%%

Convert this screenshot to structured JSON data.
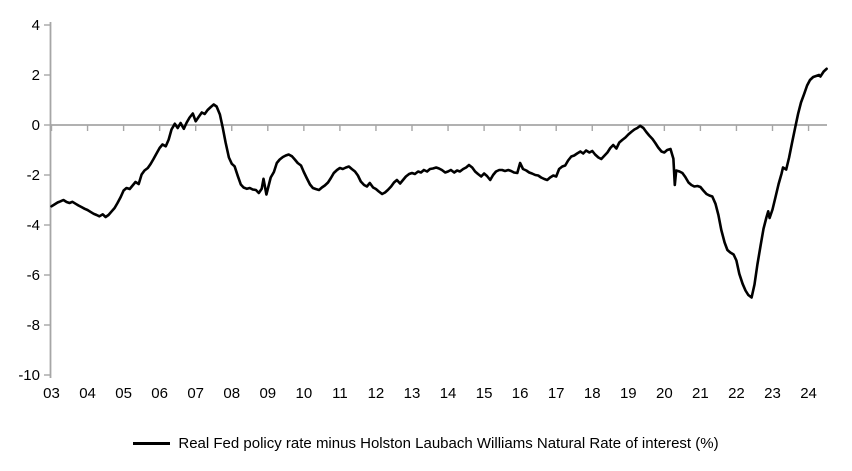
{
  "legend": {
    "label": "Real Fed policy rate minus Holston Laubach Williams Natural Rate of interest (%)"
  },
  "chart_data": {
    "type": "line",
    "title": "",
    "xlabel": "",
    "ylabel": "",
    "grid": false,
    "legend_position": "bottom",
    "axis_color": "#A6A6A6",
    "line_color": "#000000",
    "ylim": [
      -10,
      4
    ],
    "y_ticks": [
      4,
      2,
      0,
      -2,
      -4,
      -6,
      -8,
      -10
    ],
    "x_tick_labels": [
      "03",
      "04",
      "05",
      "06",
      "07",
      "08",
      "09",
      "10",
      "11",
      "12",
      "13",
      "14",
      "15",
      "16",
      "17",
      "18",
      "19",
      "20",
      "21",
      "22",
      "23",
      "24"
    ],
    "x_range": [
      2003.0,
      2024.5
    ],
    "x_axis_crosses_at": 0,
    "series": [
      {
        "name": "Real Fed policy rate minus Holston Laubach Williams Natural Rate of interest (%)",
        "color": "#000000",
        "points": [
          [
            2003.0,
            -3.25
          ],
          [
            2003.08,
            -3.18
          ],
          [
            2003.17,
            -3.1
          ],
          [
            2003.25,
            -3.05
          ],
          [
            2003.33,
            -3.0
          ],
          [
            2003.42,
            -3.08
          ],
          [
            2003.5,
            -3.12
          ],
          [
            2003.58,
            -3.07
          ],
          [
            2003.67,
            -3.15
          ],
          [
            2003.75,
            -3.22
          ],
          [
            2003.83,
            -3.28
          ],
          [
            2003.92,
            -3.35
          ],
          [
            2004.0,
            -3.4
          ],
          [
            2004.08,
            -3.47
          ],
          [
            2004.17,
            -3.55
          ],
          [
            2004.25,
            -3.6
          ],
          [
            2004.33,
            -3.65
          ],
          [
            2004.42,
            -3.57
          ],
          [
            2004.5,
            -3.68
          ],
          [
            2004.58,
            -3.6
          ],
          [
            2004.67,
            -3.45
          ],
          [
            2004.75,
            -3.32
          ],
          [
            2004.83,
            -3.12
          ],
          [
            2004.92,
            -2.88
          ],
          [
            2005.0,
            -2.62
          ],
          [
            2005.08,
            -2.52
          ],
          [
            2005.17,
            -2.56
          ],
          [
            2005.25,
            -2.42
          ],
          [
            2005.33,
            -2.28
          ],
          [
            2005.42,
            -2.36
          ],
          [
            2005.5,
            -1.98
          ],
          [
            2005.58,
            -1.82
          ],
          [
            2005.67,
            -1.72
          ],
          [
            2005.75,
            -1.56
          ],
          [
            2005.83,
            -1.36
          ],
          [
            2005.92,
            -1.12
          ],
          [
            2006.0,
            -0.92
          ],
          [
            2006.08,
            -0.78
          ],
          [
            2006.17,
            -0.85
          ],
          [
            2006.25,
            -0.58
          ],
          [
            2006.33,
            -0.18
          ],
          [
            2006.42,
            0.05
          ],
          [
            2006.5,
            -0.12
          ],
          [
            2006.58,
            0.08
          ],
          [
            2006.67,
            -0.15
          ],
          [
            2006.75,
            0.1
          ],
          [
            2006.83,
            0.3
          ],
          [
            2006.92,
            0.46
          ],
          [
            2007.0,
            0.15
          ],
          [
            2007.08,
            0.32
          ],
          [
            2007.17,
            0.5
          ],
          [
            2007.25,
            0.44
          ],
          [
            2007.33,
            0.6
          ],
          [
            2007.42,
            0.72
          ],
          [
            2007.5,
            0.82
          ],
          [
            2007.58,
            0.74
          ],
          [
            2007.67,
            0.42
          ],
          [
            2007.75,
            -0.1
          ],
          [
            2007.83,
            -0.7
          ],
          [
            2007.92,
            -1.3
          ],
          [
            2008.0,
            -1.55
          ],
          [
            2008.08,
            -1.65
          ],
          [
            2008.17,
            -2.05
          ],
          [
            2008.25,
            -2.38
          ],
          [
            2008.33,
            -2.5
          ],
          [
            2008.42,
            -2.55
          ],
          [
            2008.5,
            -2.52
          ],
          [
            2008.58,
            -2.58
          ],
          [
            2008.67,
            -2.6
          ],
          [
            2008.75,
            -2.72
          ],
          [
            2008.83,
            -2.55
          ],
          [
            2008.88,
            -2.15
          ],
          [
            2008.96,
            -2.78
          ],
          [
            2009.08,
            -2.1
          ],
          [
            2009.17,
            -1.88
          ],
          [
            2009.25,
            -1.52
          ],
          [
            2009.33,
            -1.38
          ],
          [
            2009.42,
            -1.28
          ],
          [
            2009.5,
            -1.22
          ],
          [
            2009.58,
            -1.18
          ],
          [
            2009.67,
            -1.25
          ],
          [
            2009.75,
            -1.38
          ],
          [
            2009.83,
            -1.52
          ],
          [
            2009.92,
            -1.62
          ],
          [
            2010.0,
            -1.88
          ],
          [
            2010.08,
            -2.12
          ],
          [
            2010.17,
            -2.38
          ],
          [
            2010.25,
            -2.52
          ],
          [
            2010.33,
            -2.56
          ],
          [
            2010.42,
            -2.6
          ],
          [
            2010.5,
            -2.5
          ],
          [
            2010.58,
            -2.42
          ],
          [
            2010.67,
            -2.3
          ],
          [
            2010.75,
            -2.12
          ],
          [
            2010.83,
            -1.92
          ],
          [
            2010.92,
            -1.8
          ],
          [
            2011.0,
            -1.72
          ],
          [
            2011.08,
            -1.76
          ],
          [
            2011.17,
            -1.7
          ],
          [
            2011.25,
            -1.66
          ],
          [
            2011.33,
            -1.76
          ],
          [
            2011.42,
            -1.86
          ],
          [
            2011.5,
            -2.02
          ],
          [
            2011.58,
            -2.26
          ],
          [
            2011.67,
            -2.4
          ],
          [
            2011.75,
            -2.46
          ],
          [
            2011.83,
            -2.32
          ],
          [
            2011.92,
            -2.5
          ],
          [
            2012.0,
            -2.56
          ],
          [
            2012.08,
            -2.66
          ],
          [
            2012.17,
            -2.76
          ],
          [
            2012.25,
            -2.7
          ],
          [
            2012.33,
            -2.6
          ],
          [
            2012.42,
            -2.46
          ],
          [
            2012.5,
            -2.3
          ],
          [
            2012.58,
            -2.2
          ],
          [
            2012.67,
            -2.34
          ],
          [
            2012.75,
            -2.2
          ],
          [
            2012.83,
            -2.06
          ],
          [
            2012.92,
            -1.96
          ],
          [
            2013.0,
            -1.92
          ],
          [
            2013.08,
            -1.96
          ],
          [
            2013.17,
            -1.86
          ],
          [
            2013.25,
            -1.9
          ],
          [
            2013.33,
            -1.8
          ],
          [
            2013.42,
            -1.86
          ],
          [
            2013.5,
            -1.76
          ],
          [
            2013.58,
            -1.74
          ],
          [
            2013.67,
            -1.7
          ],
          [
            2013.75,
            -1.74
          ],
          [
            2013.83,
            -1.8
          ],
          [
            2013.92,
            -1.9
          ],
          [
            2014.0,
            -1.86
          ],
          [
            2014.08,
            -1.8
          ],
          [
            2014.17,
            -1.9
          ],
          [
            2014.25,
            -1.82
          ],
          [
            2014.33,
            -1.86
          ],
          [
            2014.42,
            -1.76
          ],
          [
            2014.5,
            -1.7
          ],
          [
            2014.58,
            -1.6
          ],
          [
            2014.67,
            -1.7
          ],
          [
            2014.75,
            -1.86
          ],
          [
            2014.83,
            -1.96
          ],
          [
            2014.92,
            -2.06
          ],
          [
            2015.0,
            -1.94
          ],
          [
            2015.08,
            -2.04
          ],
          [
            2015.17,
            -2.2
          ],
          [
            2015.25,
            -2.0
          ],
          [
            2015.33,
            -1.86
          ],
          [
            2015.42,
            -1.8
          ],
          [
            2015.5,
            -1.8
          ],
          [
            2015.58,
            -1.84
          ],
          [
            2015.67,
            -1.8
          ],
          [
            2015.75,
            -1.84
          ],
          [
            2015.83,
            -1.9
          ],
          [
            2015.92,
            -1.92
          ],
          [
            2016.0,
            -1.52
          ],
          [
            2016.08,
            -1.76
          ],
          [
            2016.17,
            -1.82
          ],
          [
            2016.25,
            -1.9
          ],
          [
            2016.33,
            -1.94
          ],
          [
            2016.42,
            -2.0
          ],
          [
            2016.5,
            -2.02
          ],
          [
            2016.58,
            -2.1
          ],
          [
            2016.67,
            -2.16
          ],
          [
            2016.75,
            -2.2
          ],
          [
            2016.83,
            -2.1
          ],
          [
            2016.92,
            -2.02
          ],
          [
            2017.0,
            -2.06
          ],
          [
            2017.08,
            -1.76
          ],
          [
            2017.17,
            -1.66
          ],
          [
            2017.25,
            -1.62
          ],
          [
            2017.33,
            -1.42
          ],
          [
            2017.42,
            -1.26
          ],
          [
            2017.5,
            -1.22
          ],
          [
            2017.58,
            -1.14
          ],
          [
            2017.67,
            -1.06
          ],
          [
            2017.75,
            -1.14
          ],
          [
            2017.83,
            -1.02
          ],
          [
            2017.92,
            -1.1
          ],
          [
            2018.0,
            -1.04
          ],
          [
            2018.08,
            -1.18
          ],
          [
            2018.17,
            -1.3
          ],
          [
            2018.25,
            -1.36
          ],
          [
            2018.33,
            -1.24
          ],
          [
            2018.42,
            -1.1
          ],
          [
            2018.5,
            -0.92
          ],
          [
            2018.58,
            -0.8
          ],
          [
            2018.67,
            -0.94
          ],
          [
            2018.75,
            -0.7
          ],
          [
            2018.83,
            -0.6
          ],
          [
            2018.92,
            -0.5
          ],
          [
            2019.0,
            -0.38
          ],
          [
            2019.08,
            -0.28
          ],
          [
            2019.17,
            -0.18
          ],
          [
            2019.25,
            -0.12
          ],
          [
            2019.33,
            -0.03
          ],
          [
            2019.42,
            -0.12
          ],
          [
            2019.5,
            -0.28
          ],
          [
            2019.58,
            -0.42
          ],
          [
            2019.67,
            -0.56
          ],
          [
            2019.75,
            -0.72
          ],
          [
            2019.83,
            -0.9
          ],
          [
            2019.92,
            -1.06
          ],
          [
            2020.0,
            -1.1
          ],
          [
            2020.08,
            -1.0
          ],
          [
            2020.17,
            -0.96
          ],
          [
            2020.25,
            -1.35
          ],
          [
            2020.29,
            -2.4
          ],
          [
            2020.33,
            -1.82
          ],
          [
            2020.42,
            -1.86
          ],
          [
            2020.5,
            -1.92
          ],
          [
            2020.58,
            -2.08
          ],
          [
            2020.67,
            -2.3
          ],
          [
            2020.75,
            -2.4
          ],
          [
            2020.83,
            -2.46
          ],
          [
            2020.92,
            -2.44
          ],
          [
            2021.0,
            -2.48
          ],
          [
            2021.08,
            -2.62
          ],
          [
            2021.17,
            -2.76
          ],
          [
            2021.25,
            -2.82
          ],
          [
            2021.33,
            -2.86
          ],
          [
            2021.42,
            -3.15
          ],
          [
            2021.5,
            -3.6
          ],
          [
            2021.58,
            -4.2
          ],
          [
            2021.67,
            -4.7
          ],
          [
            2021.75,
            -5.0
          ],
          [
            2021.83,
            -5.1
          ],
          [
            2021.92,
            -5.18
          ],
          [
            2022.0,
            -5.42
          ],
          [
            2022.08,
            -5.95
          ],
          [
            2022.17,
            -6.35
          ],
          [
            2022.25,
            -6.62
          ],
          [
            2022.33,
            -6.8
          ],
          [
            2022.42,
            -6.9
          ],
          [
            2022.5,
            -6.38
          ],
          [
            2022.58,
            -5.58
          ],
          [
            2022.67,
            -4.82
          ],
          [
            2022.75,
            -4.15
          ],
          [
            2022.83,
            -3.7
          ],
          [
            2022.88,
            -3.45
          ],
          [
            2022.92,
            -3.72
          ],
          [
            2023.0,
            -3.38
          ],
          [
            2023.08,
            -2.9
          ],
          [
            2023.17,
            -2.36
          ],
          [
            2023.25,
            -1.95
          ],
          [
            2023.29,
            -1.7
          ],
          [
            2023.38,
            -1.78
          ],
          [
            2023.46,
            -1.3
          ],
          [
            2023.54,
            -0.72
          ],
          [
            2023.63,
            -0.1
          ],
          [
            2023.71,
            0.45
          ],
          [
            2023.79,
            0.9
          ],
          [
            2023.88,
            1.25
          ],
          [
            2023.96,
            1.58
          ],
          [
            2024.04,
            1.8
          ],
          [
            2024.13,
            1.92
          ],
          [
            2024.21,
            1.96
          ],
          [
            2024.29,
            2.0
          ],
          [
            2024.33,
            1.94
          ],
          [
            2024.42,
            2.14
          ],
          [
            2024.5,
            2.25
          ]
        ]
      }
    ]
  }
}
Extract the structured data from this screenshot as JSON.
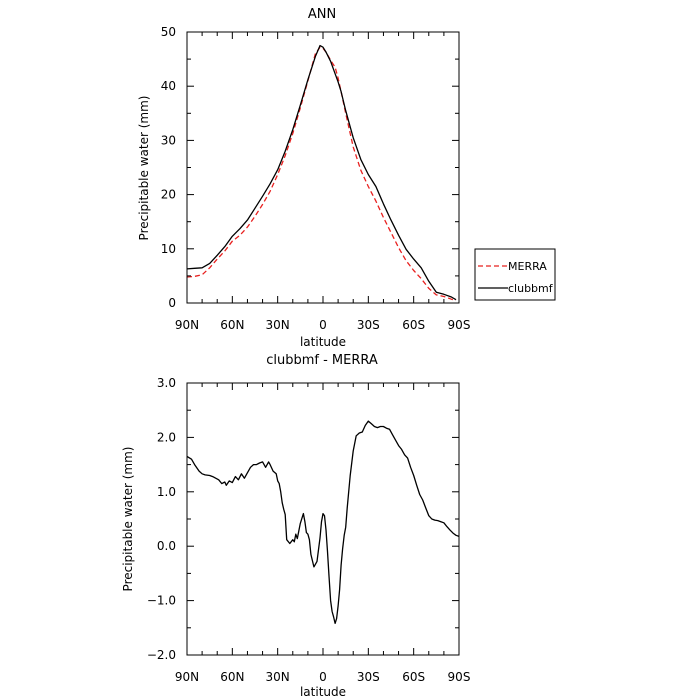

%%

| WRITTEN TASK |
Each line in the data that holds the string "this" should be found and copied.

| SOLVED EXERCISE |
Convert this screenshot to structured JSON data.
Extract the structured data from this screenshot as JSON.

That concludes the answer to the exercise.